Segment Start: DATA FOR PROCESSING

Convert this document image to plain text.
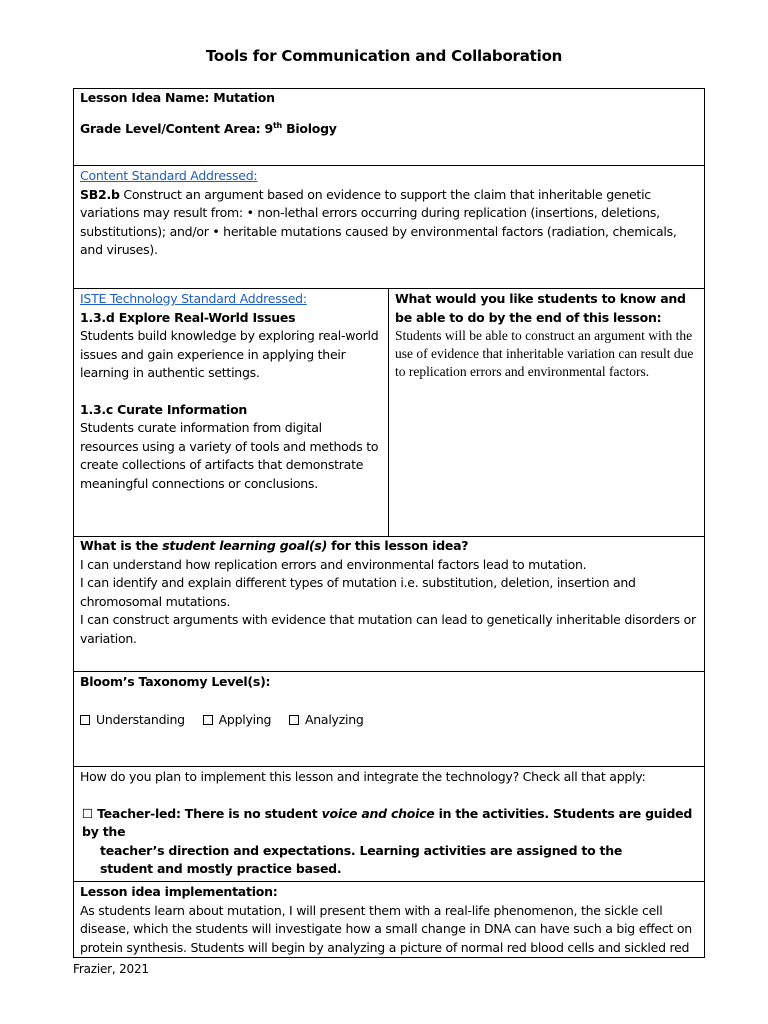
Tools for Communication and Collaboration
Lesson Idea Name: Mutation
Grade Level/Content Area: 9th Biology
Content Standard Addressed:
SB2.b Construct an argument based on evidence to support the claim that inheritable genetic variations may result from: • non-lethal errors occurring during replication (insertions, deletions, substitutions); and/or • heritable mutations caused by environmental factors (radiation, chemicals, and viruses).
ISTE Technology Standard Addressed:
1.3.d Explore Real-World Issues
Students build knowledge by exploring real-world issues and gain experience in applying their learning in authentic settings.
1.3.c Curate Information
Students curate information from digital resources using a variety of tools and methods to create collections of artifacts that demonstrate meaningful connections or conclusions.
What would you like students to know and be able to do by the end of this lesson:
Students will be able to construct an argument with the use of evidence that inheritable variation can result due to replication errors and environmental factors.
What is the student learning goal(s) for this lesson idea?
I can understand how replication errors and environmental factors lead to mutation.
I can identify and explain different types of mutation i.e. substitution, deletion, insertion and chromosomal mutations.
I can construct arguments with evidence that mutation can lead to genetically inheritable disorders or variation.
Bloom’s Taxonomy Level(s):
Understanding	Applying	Analyzing
How do you plan to implement this lesson and integrate the technology? Check all that apply:
☐ Teacher-led: There is no student voice and choice in the activities. Students are guided by the
teacher’s direction and expectations. Learning activities are assigned to the
student and mostly practice based.
Lesson idea implementation:
As students learn about mutation, I will present them with a real-life phenomenon, the sickle cell disease, which the students will investigate how a small change in DNA can have such a big effect on protein synthesis. Students will begin by analyzing a picture of normal red blood cells and sickled red
Frazier, 2021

Segment End: DATA FOR PROCESSING

§ WHAT IS NEEDED: Gather all lines from the records above in which "Standard" appears.

§ WRITTEN ANSWER:
Content Standard Addressed:
ISTE Technology Standard Addressed:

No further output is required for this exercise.